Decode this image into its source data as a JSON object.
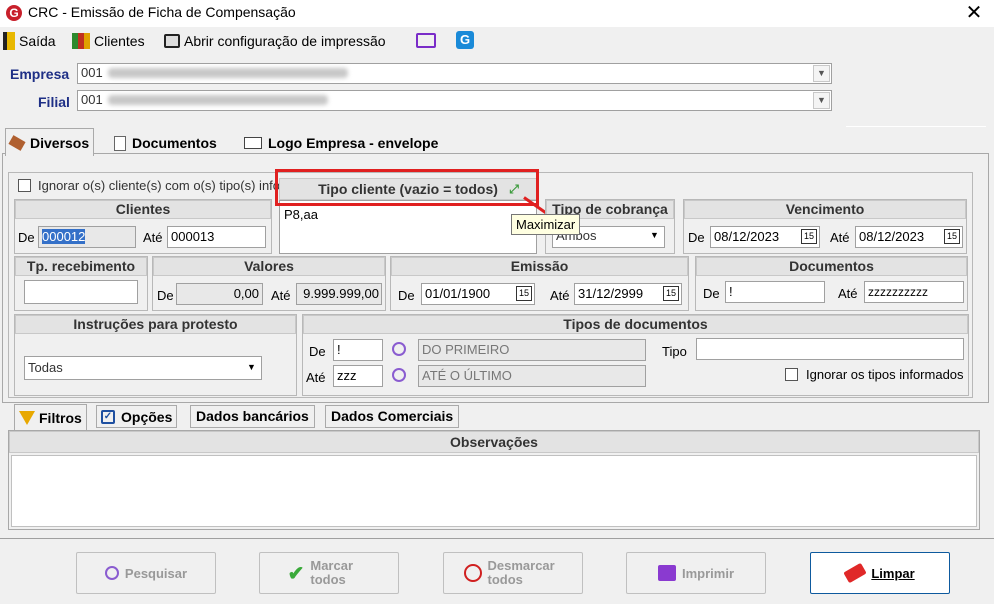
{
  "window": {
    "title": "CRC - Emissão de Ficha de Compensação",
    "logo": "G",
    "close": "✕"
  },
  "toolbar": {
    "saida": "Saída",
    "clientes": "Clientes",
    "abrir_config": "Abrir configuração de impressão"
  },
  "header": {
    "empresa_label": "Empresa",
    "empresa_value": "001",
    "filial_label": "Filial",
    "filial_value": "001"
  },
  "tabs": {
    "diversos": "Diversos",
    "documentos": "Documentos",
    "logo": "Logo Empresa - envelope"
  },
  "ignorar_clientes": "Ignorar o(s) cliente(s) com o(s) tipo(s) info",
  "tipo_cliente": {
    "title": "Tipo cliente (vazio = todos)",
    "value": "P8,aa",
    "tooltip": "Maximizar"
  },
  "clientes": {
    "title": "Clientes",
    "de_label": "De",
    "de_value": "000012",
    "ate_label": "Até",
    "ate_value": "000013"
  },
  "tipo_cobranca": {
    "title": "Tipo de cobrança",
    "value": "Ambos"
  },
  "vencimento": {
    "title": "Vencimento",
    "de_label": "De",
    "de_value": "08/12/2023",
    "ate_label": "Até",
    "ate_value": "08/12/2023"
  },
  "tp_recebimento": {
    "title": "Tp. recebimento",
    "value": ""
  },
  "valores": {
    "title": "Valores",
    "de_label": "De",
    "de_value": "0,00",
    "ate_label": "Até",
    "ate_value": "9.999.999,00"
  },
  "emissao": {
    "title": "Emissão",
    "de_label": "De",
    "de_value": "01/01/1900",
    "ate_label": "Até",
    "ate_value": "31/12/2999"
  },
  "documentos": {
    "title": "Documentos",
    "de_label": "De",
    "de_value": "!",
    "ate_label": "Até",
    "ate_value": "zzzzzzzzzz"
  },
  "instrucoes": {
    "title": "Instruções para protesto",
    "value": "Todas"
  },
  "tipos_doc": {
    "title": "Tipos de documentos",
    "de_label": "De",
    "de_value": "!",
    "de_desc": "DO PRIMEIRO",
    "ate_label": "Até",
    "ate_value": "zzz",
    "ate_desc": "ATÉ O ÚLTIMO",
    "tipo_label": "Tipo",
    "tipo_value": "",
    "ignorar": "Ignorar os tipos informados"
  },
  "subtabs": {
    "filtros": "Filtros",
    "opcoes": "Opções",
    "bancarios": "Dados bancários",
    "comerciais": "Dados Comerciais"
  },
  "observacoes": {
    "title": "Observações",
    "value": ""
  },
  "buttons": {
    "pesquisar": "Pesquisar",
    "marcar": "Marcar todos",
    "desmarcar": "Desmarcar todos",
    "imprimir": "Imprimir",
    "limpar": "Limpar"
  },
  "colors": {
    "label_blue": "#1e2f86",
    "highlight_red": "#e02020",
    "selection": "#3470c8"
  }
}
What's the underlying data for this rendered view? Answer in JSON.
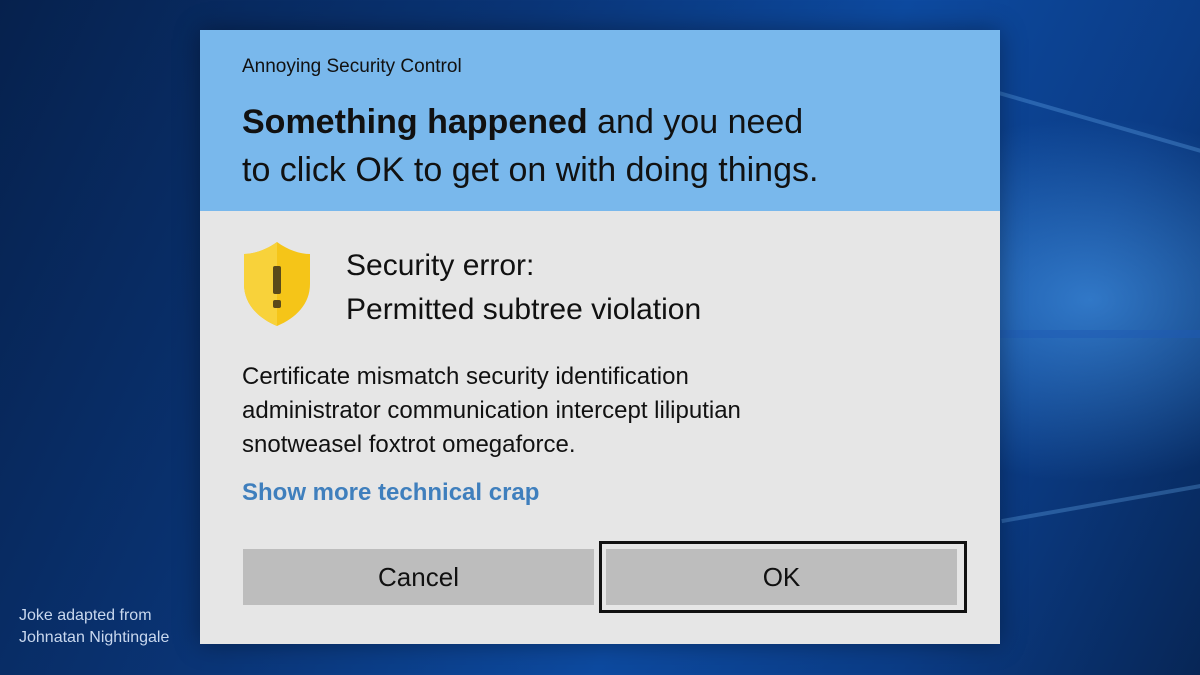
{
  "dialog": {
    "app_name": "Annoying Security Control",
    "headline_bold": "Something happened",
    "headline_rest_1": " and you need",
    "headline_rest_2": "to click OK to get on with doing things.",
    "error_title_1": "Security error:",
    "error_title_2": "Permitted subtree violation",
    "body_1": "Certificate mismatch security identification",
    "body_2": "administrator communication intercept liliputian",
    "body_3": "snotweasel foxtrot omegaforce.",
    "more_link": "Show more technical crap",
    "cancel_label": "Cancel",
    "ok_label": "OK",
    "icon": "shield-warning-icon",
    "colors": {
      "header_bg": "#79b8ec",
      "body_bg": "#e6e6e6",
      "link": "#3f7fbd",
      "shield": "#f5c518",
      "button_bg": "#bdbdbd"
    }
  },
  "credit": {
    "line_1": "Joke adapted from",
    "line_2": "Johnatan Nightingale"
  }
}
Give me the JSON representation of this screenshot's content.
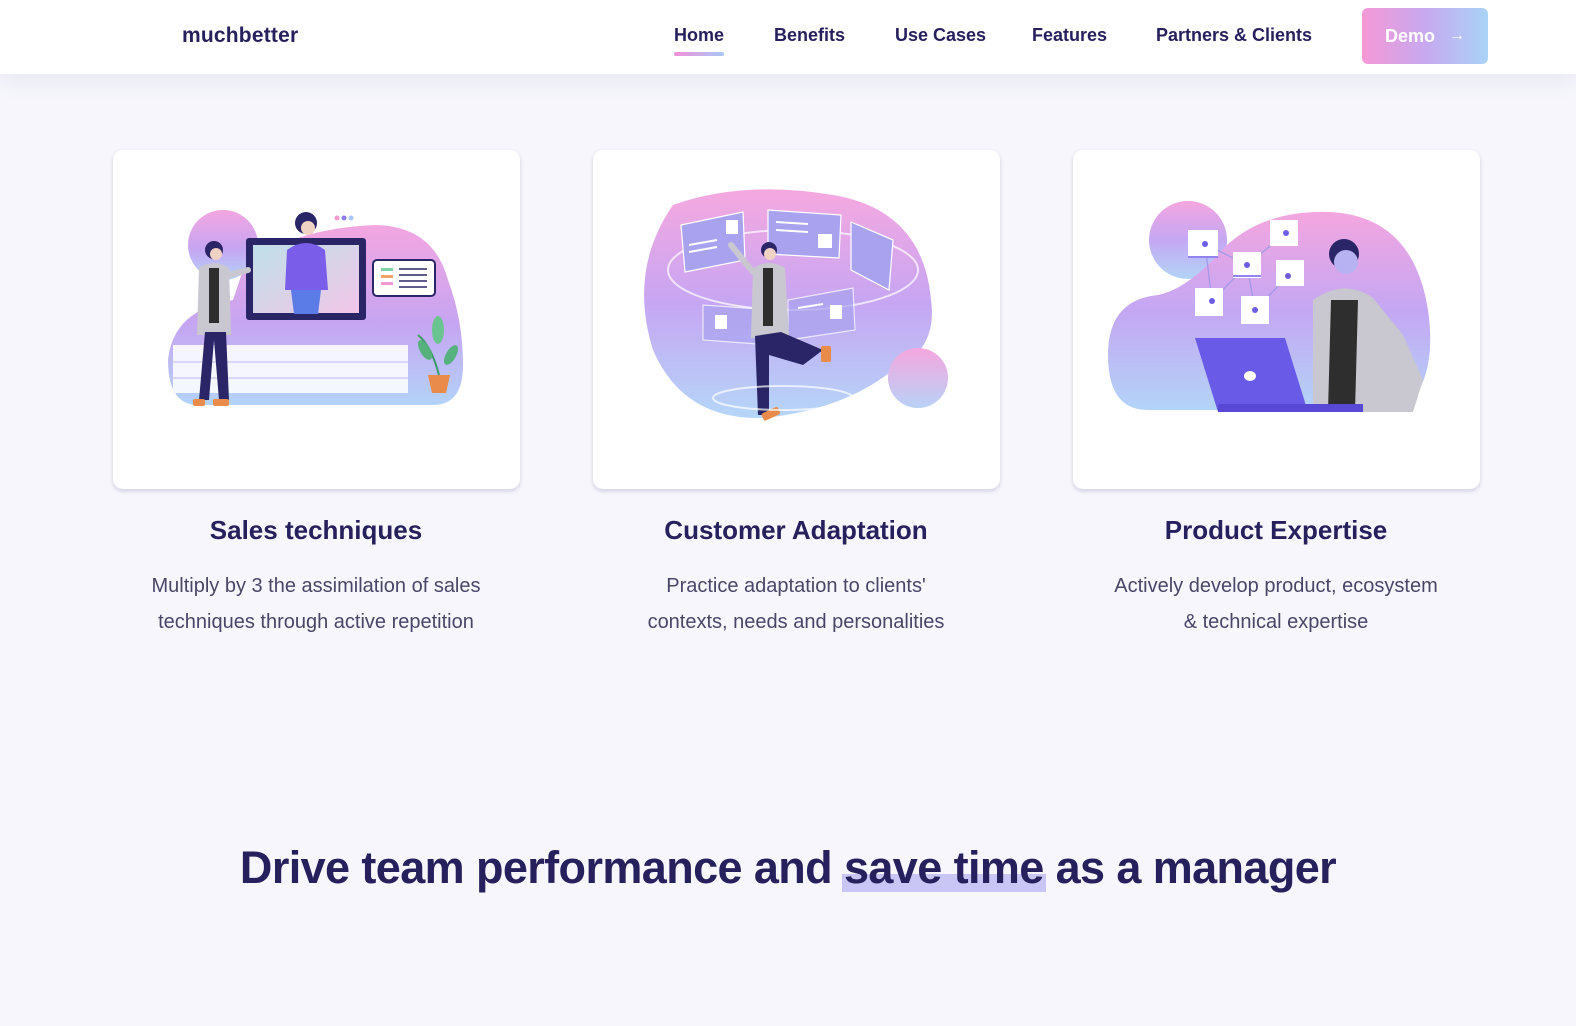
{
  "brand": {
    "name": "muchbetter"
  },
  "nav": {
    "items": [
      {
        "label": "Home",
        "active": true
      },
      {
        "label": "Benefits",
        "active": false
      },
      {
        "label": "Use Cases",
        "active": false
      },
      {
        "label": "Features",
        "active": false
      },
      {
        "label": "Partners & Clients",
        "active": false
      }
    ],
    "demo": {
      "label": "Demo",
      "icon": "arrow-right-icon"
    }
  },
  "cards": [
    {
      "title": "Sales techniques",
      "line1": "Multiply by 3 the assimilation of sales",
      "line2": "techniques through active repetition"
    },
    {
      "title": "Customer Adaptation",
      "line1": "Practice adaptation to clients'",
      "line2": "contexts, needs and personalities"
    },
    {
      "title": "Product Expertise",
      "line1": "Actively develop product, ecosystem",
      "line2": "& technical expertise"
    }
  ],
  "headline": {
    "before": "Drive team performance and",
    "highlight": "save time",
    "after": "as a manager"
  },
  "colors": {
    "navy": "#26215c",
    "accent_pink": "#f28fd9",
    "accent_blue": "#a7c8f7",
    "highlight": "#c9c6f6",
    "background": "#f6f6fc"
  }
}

·····

▶ What is expected: In the records above, how many lines contain the word "todos"? Give the number alone.

▶ Correct answer: 3